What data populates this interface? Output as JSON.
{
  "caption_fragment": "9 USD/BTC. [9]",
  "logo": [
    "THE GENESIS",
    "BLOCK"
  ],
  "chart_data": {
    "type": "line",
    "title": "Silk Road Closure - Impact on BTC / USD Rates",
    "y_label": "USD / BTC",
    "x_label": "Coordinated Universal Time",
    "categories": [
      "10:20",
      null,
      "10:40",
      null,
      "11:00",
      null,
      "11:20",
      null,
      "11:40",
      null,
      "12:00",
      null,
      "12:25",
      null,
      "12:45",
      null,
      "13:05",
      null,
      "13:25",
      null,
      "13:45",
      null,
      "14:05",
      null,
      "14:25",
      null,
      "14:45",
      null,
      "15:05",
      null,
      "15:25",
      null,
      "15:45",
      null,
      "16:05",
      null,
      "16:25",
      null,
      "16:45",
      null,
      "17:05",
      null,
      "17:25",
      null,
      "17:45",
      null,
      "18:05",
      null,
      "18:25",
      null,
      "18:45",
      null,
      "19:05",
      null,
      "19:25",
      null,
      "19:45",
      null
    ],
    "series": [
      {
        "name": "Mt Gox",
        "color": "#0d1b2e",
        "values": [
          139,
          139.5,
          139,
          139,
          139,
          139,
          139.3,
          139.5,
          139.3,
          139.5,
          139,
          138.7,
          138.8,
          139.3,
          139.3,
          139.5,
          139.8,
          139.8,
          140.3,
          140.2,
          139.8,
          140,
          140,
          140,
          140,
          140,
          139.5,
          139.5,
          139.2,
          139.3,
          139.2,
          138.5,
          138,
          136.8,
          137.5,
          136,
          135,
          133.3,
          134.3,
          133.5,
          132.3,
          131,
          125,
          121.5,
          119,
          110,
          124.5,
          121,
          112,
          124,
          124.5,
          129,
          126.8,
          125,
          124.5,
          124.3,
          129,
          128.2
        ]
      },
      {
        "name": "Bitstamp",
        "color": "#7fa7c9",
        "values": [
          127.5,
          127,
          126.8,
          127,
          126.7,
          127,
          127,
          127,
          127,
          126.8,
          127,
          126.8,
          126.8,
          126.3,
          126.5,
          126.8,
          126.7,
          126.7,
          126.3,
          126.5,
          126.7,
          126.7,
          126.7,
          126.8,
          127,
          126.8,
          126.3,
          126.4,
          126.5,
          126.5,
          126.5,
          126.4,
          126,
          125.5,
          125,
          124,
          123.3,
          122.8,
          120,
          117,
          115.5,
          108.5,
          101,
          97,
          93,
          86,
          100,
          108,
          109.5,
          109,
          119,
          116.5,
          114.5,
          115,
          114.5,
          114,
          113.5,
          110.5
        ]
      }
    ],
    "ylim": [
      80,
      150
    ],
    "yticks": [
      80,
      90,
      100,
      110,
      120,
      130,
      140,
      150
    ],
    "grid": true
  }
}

§ **Problem to solve**: When you output the entries, keep every line exactly as it appears above.

§ **Solution to this problem**:
What data populates this interface? Output as JSON.
{
  "caption_fragment": "9 USD/BTC. [9]",
  "logo": [
    "THE GENESIS",
    "BLOCK"
  ],
  "chart_data": {
    "type": "line",
    "title": "Silk Road Closure - Impact on BTC / USD Rates",
    "y_label": "USD / BTC",
    "x_label": "Coordinated Universal Time",
    "categories": [
      "10:20",
      null,
      "10:40",
      null,
      "11:00",
      null,
      "11:20",
      null,
      "11:40",
      null,
      "12:00",
      null,
      "12:25",
      null,
      "12:45",
      null,
      "13:05",
      null,
      "13:25",
      null,
      "13:45",
      null,
      "14:05",
      null,
      "14:25",
      null,
      "14:45",
      null,
      "15:05",
      null,
      "15:25",
      null,
      "15:45",
      null,
      "16:05",
      null,
      "16:25",
      null,
      "16:45",
      null,
      "17:05",
      null,
      "17:25",
      null,
      "17:45",
      null,
      "18:05",
      null,
      "18:25",
      null,
      "18:45",
      null,
      "19:05",
      null,
      "19:25",
      null,
      "19:45",
      null
    ],
    "series": [
      {
        "name": "Mt Gox",
        "color": "#0d1b2e",
        "values": [
          139,
          139.5,
          139,
          139,
          139,
          139,
          139.3,
          139.5,
          139.3,
          139.5,
          139,
          138.7,
          138.8,
          139.3,
          139.3,
          139.5,
          139.8,
          139.8,
          140.3,
          140.2,
          139.8,
          140,
          140,
          140,
          140,
          140,
          139.5,
          139.5,
          139.2,
          139.3,
          139.2,
          138.5,
          138,
          136.8,
          137.5,
          136,
          135,
          133.3,
          134.3,
          133.5,
          132.3,
          131,
          125,
          121.5,
          119,
          110,
          124.5,
          121,
          112,
          124,
          124.5,
          129,
          126.8,
          125,
          124.5,
          124.3,
          129,
          128.2
        ]
      },
      {
        "name": "Bitstamp",
        "color": "#7fa7c9",
        "values": [
          127.5,
          127,
          126.8,
          127,
          126.7,
          127,
          127,
          127,
          127,
          126.8,
          127,
          126.8,
          126.8,
          126.3,
          126.5,
          126.8,
          126.7,
          126.7,
          126.3,
          126.5,
          126.7,
          126.7,
          126.7,
          126.8,
          127,
          126.8,
          126.3,
          126.4,
          126.5,
          126.5,
          126.5,
          126.4,
          126,
          125.5,
          125,
          124,
          123.3,
          122.8,
          120,
          117,
          115.5,
          108.5,
          101,
          97,
          93,
          86,
          100,
          108,
          109.5,
          109,
          119,
          116.5,
          114.5,
          115,
          114.5,
          114,
          113.5,
          110.5
        ]
      }
    ],
    "ylim": [
      80,
      150
    ],
    "yticks": [
      80,
      90,
      100,
      110,
      120,
      130,
      140,
      150
    ],
    "grid": true
  }
}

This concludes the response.